(Data records)
____
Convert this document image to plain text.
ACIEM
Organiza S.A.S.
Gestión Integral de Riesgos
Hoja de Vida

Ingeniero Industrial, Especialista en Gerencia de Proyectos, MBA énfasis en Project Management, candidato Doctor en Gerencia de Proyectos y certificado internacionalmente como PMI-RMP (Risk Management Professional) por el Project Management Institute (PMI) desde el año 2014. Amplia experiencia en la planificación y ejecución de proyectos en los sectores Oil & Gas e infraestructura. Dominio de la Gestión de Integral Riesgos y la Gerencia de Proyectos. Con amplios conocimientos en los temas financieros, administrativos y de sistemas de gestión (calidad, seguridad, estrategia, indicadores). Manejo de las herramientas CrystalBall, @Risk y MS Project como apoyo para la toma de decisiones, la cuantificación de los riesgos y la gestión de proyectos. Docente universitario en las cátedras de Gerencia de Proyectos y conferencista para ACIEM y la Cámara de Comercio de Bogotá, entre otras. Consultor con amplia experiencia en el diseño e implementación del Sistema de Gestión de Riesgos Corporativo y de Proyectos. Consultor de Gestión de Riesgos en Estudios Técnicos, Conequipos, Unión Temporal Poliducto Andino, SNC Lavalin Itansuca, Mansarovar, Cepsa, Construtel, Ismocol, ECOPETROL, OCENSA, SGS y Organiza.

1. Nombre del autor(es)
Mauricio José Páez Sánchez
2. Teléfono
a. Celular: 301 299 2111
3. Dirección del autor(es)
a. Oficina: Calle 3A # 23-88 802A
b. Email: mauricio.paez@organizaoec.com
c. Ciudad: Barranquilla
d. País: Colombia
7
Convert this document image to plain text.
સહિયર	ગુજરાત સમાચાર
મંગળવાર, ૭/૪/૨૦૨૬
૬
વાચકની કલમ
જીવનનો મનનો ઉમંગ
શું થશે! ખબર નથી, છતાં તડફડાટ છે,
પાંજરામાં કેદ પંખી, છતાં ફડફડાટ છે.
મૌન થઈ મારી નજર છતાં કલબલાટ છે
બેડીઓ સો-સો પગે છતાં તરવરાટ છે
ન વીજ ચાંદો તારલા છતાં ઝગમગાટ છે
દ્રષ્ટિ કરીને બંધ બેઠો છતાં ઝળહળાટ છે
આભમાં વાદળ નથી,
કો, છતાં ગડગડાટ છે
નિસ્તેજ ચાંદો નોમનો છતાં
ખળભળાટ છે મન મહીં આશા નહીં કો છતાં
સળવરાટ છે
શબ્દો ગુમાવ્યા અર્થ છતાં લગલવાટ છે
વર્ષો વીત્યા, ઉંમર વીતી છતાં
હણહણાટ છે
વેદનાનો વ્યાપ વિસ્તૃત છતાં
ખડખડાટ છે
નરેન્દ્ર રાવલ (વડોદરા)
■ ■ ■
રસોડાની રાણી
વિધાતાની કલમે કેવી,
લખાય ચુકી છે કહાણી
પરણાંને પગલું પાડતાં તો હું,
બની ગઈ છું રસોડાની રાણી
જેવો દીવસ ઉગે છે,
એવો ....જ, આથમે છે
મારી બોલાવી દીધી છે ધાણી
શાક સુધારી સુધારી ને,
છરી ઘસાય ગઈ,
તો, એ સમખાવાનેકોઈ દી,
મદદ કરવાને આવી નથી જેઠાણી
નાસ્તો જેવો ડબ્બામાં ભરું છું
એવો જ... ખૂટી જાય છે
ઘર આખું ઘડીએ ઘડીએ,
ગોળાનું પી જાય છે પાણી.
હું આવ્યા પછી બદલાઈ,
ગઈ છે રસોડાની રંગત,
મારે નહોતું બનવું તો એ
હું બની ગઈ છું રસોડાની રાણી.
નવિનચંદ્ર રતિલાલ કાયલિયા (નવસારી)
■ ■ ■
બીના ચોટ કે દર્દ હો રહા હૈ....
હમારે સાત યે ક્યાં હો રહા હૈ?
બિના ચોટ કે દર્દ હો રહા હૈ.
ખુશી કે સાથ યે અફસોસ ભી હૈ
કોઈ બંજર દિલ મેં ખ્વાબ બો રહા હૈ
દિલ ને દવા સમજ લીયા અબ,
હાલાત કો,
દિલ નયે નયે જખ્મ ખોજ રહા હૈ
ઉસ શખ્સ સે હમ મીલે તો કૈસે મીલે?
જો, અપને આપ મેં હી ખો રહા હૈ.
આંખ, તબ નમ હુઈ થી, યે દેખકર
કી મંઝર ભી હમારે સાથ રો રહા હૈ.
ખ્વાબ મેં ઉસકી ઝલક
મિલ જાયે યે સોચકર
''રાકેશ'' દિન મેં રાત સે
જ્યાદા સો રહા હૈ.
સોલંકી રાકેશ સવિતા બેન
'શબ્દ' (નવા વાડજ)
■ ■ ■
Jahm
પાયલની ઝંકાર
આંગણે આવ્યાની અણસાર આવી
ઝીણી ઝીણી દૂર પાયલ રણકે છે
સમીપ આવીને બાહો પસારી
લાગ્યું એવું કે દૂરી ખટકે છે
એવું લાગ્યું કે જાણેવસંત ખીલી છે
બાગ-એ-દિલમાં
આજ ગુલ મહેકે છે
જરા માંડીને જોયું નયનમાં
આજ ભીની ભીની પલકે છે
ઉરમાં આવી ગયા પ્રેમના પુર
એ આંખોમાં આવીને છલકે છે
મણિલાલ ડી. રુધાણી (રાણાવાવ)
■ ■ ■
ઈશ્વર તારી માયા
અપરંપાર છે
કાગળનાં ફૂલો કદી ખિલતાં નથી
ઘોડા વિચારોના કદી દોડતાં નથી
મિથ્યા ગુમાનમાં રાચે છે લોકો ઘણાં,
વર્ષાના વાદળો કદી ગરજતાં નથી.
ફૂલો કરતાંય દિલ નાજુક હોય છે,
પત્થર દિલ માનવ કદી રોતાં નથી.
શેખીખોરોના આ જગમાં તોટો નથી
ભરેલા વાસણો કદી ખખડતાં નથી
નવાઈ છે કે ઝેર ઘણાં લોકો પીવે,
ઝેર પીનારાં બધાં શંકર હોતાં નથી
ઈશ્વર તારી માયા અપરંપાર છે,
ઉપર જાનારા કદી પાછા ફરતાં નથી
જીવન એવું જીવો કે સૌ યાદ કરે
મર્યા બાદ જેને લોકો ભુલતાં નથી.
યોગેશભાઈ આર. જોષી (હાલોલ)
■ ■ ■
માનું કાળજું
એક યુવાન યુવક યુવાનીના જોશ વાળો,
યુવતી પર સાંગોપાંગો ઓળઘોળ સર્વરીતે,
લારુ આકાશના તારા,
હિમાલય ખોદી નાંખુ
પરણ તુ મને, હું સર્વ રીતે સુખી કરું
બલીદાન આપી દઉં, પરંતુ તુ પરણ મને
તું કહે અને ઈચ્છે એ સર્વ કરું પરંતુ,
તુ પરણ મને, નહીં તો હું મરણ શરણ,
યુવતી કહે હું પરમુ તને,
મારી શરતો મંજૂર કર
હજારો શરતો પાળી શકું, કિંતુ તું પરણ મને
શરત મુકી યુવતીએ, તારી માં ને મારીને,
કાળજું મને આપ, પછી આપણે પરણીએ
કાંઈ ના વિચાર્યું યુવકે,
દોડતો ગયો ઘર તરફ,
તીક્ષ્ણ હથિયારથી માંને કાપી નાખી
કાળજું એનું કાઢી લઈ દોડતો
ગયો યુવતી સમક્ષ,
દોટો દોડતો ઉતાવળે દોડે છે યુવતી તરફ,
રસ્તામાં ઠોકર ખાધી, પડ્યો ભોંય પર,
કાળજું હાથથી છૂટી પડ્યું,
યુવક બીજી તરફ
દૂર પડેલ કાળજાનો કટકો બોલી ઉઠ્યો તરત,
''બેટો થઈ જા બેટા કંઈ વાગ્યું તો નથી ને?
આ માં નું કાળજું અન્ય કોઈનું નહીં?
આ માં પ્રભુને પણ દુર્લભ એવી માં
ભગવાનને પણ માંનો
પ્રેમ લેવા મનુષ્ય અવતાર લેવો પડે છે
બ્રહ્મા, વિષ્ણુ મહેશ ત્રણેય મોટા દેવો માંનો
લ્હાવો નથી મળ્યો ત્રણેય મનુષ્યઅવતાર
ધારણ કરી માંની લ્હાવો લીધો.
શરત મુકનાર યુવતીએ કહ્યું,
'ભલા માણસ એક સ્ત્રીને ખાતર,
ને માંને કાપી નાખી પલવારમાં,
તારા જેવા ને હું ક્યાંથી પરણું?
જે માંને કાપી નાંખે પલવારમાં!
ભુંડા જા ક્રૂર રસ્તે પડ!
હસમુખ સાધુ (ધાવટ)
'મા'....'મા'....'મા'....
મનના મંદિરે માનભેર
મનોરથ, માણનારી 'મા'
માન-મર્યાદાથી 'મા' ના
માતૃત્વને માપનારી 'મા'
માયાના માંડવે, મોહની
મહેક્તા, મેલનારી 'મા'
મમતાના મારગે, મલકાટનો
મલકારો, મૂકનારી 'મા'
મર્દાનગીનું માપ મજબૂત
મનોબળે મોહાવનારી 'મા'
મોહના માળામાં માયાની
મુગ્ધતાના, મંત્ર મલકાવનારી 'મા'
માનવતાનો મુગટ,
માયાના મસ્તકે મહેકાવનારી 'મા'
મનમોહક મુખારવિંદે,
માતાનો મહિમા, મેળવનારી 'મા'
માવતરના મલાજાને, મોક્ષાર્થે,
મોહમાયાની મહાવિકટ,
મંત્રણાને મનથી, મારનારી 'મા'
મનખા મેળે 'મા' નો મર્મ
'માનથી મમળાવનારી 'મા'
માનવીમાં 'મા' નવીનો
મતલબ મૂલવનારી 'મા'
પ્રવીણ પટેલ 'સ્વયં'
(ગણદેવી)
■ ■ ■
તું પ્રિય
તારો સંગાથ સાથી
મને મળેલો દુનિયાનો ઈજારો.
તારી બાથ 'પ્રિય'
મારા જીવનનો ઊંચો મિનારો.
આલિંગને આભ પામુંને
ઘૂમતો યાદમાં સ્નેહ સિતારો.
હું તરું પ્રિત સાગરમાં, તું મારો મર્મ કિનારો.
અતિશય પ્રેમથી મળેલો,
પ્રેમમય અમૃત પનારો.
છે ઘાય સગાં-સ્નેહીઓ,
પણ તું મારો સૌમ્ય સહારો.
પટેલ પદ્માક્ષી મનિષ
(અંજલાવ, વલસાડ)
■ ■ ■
____
Instruction - Pick out every line above that contains the word "autor" and copy it.

The completed task -
1. Nombre del autor(es)
3. Dirección del autor(es)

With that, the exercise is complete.